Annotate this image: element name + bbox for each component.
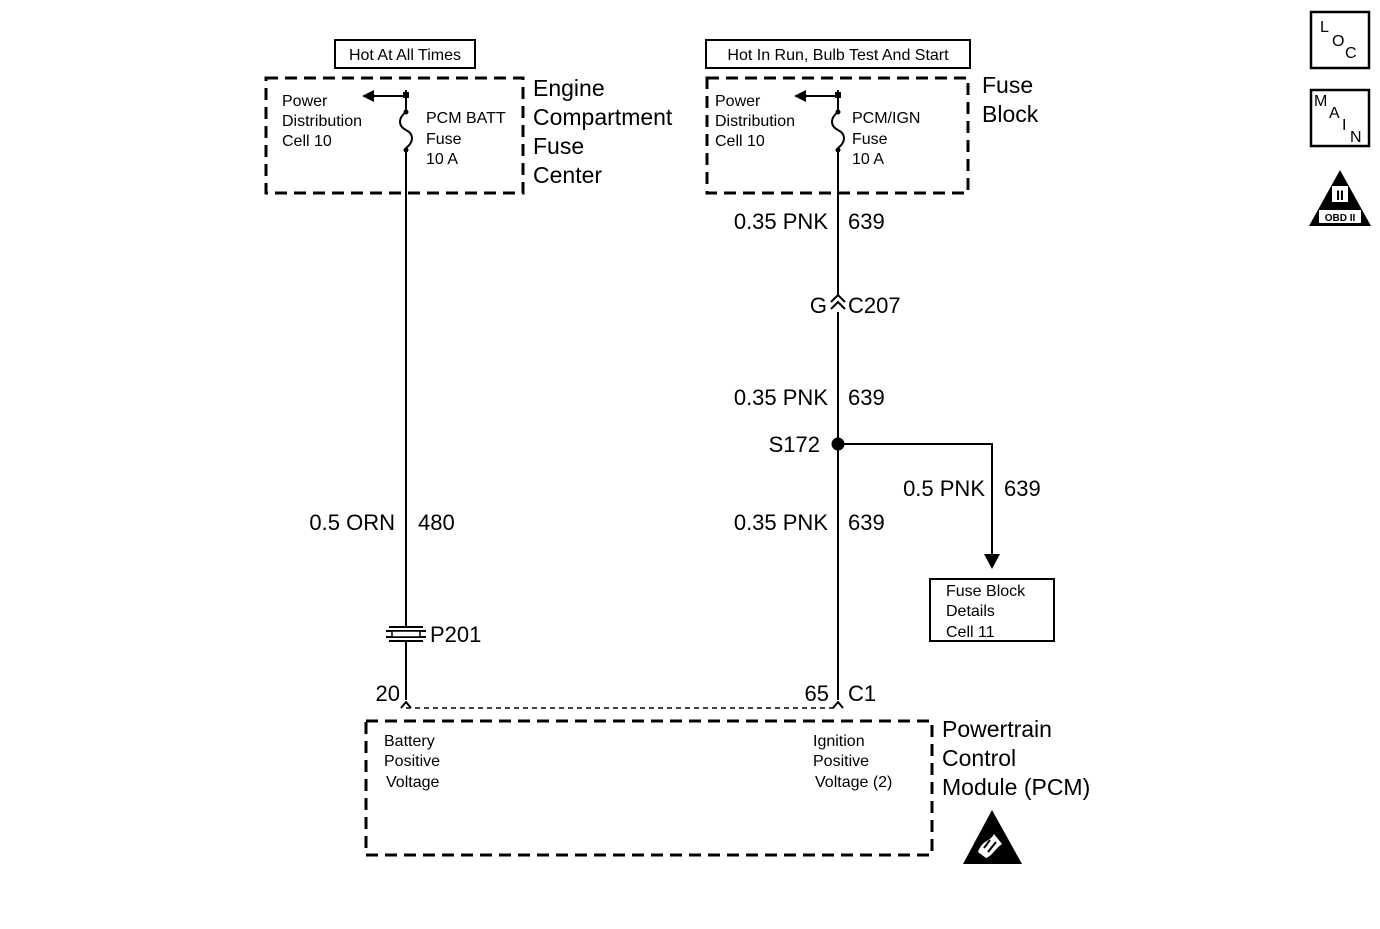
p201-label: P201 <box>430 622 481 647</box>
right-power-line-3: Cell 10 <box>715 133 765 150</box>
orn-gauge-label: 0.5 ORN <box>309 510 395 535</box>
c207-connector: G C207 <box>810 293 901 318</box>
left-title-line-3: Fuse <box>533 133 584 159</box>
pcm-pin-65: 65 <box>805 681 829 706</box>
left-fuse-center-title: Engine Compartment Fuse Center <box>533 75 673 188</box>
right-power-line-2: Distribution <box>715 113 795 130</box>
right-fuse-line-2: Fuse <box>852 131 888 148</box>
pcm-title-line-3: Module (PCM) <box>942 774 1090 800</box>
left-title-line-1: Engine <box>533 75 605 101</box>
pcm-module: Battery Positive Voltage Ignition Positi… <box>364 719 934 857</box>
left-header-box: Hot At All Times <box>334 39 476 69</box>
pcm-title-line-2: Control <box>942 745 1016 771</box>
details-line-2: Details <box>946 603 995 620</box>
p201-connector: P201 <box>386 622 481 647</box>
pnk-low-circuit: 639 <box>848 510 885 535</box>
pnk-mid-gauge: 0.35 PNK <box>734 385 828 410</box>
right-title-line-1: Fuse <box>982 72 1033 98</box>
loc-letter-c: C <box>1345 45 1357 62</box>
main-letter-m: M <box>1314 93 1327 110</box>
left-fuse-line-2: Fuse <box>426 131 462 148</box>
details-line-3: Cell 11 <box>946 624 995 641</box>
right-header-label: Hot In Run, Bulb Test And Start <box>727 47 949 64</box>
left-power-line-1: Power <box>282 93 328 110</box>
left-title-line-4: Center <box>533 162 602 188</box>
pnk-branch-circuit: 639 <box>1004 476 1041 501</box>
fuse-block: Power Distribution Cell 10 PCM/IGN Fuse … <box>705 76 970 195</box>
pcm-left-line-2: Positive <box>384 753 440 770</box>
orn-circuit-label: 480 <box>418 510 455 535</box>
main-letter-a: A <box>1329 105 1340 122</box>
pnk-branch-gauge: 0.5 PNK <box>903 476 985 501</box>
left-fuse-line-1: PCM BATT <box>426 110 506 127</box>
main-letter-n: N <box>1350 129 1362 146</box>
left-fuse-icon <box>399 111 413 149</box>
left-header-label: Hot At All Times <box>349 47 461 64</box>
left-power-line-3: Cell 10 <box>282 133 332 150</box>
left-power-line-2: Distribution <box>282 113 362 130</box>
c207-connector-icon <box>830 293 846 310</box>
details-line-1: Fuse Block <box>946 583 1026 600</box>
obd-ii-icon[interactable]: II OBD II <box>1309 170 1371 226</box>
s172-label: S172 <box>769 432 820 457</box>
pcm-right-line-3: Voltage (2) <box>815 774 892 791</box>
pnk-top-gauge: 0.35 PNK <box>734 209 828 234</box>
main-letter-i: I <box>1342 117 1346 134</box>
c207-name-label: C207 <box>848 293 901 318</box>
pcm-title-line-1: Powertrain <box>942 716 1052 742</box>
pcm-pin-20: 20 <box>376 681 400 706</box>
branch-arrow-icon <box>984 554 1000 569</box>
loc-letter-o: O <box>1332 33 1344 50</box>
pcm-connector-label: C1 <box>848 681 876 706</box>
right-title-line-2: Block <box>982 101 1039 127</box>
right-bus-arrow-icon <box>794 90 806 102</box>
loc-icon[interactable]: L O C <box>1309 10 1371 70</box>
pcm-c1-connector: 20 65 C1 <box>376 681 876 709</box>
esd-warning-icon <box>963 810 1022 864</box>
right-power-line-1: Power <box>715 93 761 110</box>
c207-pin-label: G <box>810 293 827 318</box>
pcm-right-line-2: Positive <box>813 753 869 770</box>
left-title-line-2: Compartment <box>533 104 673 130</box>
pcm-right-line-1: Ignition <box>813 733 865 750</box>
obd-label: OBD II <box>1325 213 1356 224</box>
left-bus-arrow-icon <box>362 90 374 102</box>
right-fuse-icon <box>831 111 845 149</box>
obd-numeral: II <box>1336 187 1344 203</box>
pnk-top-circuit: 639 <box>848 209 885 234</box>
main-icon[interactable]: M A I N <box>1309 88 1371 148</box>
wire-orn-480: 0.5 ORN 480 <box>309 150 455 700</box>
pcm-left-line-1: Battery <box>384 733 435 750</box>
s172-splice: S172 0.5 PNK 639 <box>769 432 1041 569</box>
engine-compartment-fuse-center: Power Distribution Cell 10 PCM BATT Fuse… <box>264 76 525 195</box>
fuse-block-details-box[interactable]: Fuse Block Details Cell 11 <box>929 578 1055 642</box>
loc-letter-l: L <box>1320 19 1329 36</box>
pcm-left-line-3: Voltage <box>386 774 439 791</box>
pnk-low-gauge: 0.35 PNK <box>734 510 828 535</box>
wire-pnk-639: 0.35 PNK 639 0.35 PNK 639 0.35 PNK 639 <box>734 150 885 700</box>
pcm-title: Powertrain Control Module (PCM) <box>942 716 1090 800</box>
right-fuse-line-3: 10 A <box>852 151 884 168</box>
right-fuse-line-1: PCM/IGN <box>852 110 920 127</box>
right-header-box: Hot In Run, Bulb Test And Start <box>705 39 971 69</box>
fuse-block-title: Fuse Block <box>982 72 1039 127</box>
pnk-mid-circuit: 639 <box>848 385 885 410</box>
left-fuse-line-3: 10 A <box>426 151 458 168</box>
----------
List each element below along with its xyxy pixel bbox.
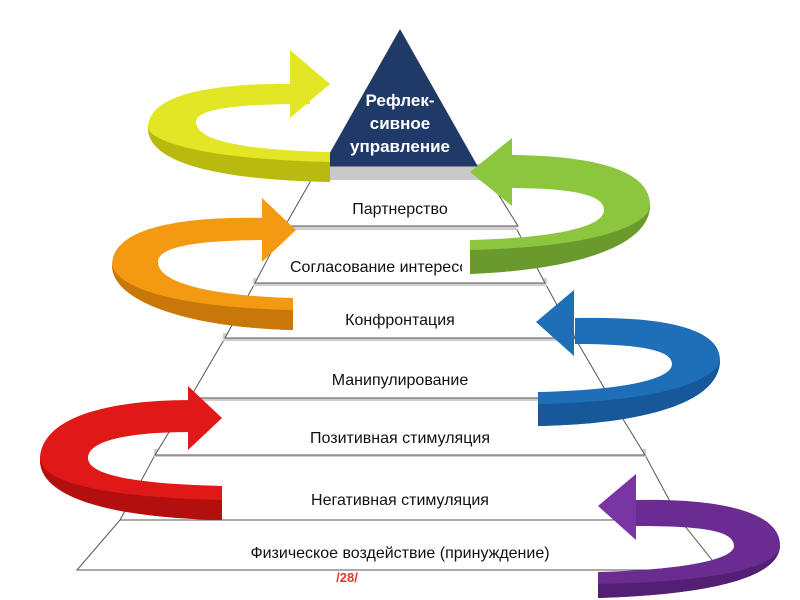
----------
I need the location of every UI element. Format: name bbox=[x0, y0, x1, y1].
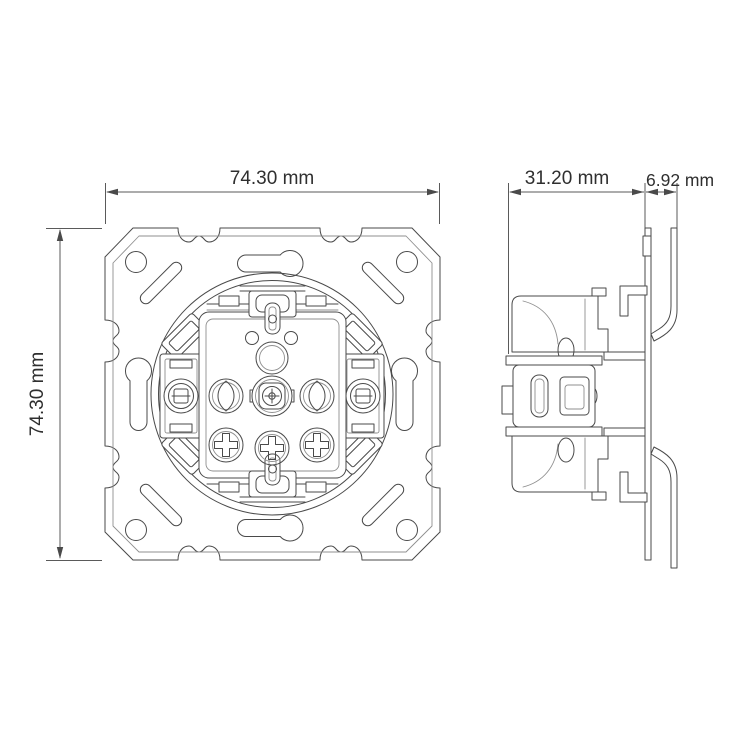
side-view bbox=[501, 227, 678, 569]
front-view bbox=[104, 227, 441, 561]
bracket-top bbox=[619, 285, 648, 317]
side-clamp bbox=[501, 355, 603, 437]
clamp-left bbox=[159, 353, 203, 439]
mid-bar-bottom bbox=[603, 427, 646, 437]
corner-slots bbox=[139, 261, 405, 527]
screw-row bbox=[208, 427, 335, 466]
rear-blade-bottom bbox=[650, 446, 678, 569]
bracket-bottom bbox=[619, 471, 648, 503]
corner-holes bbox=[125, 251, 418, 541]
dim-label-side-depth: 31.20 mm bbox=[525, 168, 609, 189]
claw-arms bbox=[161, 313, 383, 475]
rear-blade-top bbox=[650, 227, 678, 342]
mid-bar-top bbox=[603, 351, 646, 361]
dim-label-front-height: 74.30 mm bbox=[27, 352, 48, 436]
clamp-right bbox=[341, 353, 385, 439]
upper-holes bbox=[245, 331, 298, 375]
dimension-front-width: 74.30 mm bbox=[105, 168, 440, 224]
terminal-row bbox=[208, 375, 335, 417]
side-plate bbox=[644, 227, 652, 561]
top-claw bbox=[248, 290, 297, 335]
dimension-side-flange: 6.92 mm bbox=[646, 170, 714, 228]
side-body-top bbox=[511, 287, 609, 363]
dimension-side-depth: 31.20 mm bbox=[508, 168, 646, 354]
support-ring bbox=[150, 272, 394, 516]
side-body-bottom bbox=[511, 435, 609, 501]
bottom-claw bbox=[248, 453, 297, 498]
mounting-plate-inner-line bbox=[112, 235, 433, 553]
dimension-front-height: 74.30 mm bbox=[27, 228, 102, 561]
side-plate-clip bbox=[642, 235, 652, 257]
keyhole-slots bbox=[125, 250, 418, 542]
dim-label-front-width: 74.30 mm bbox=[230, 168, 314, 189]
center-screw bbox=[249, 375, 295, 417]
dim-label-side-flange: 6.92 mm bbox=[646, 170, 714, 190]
----------
> [Task brief]: Copy word for word the part of the listing that opens with the line containing "Annotate this image: element" and closes with the line containing "c207-connector: G C207", both of those lines included. Leave the pictures out of your copy.

> [Written response]:
Annotate this image: element name + bbox for each component.
p201-label: P201 <box>430 622 481 647</box>
right-power-line-3: Cell 10 <box>715 133 765 150</box>
orn-gauge-label: 0.5 ORN <box>309 510 395 535</box>
c207-connector: G C207 <box>810 293 901 318</box>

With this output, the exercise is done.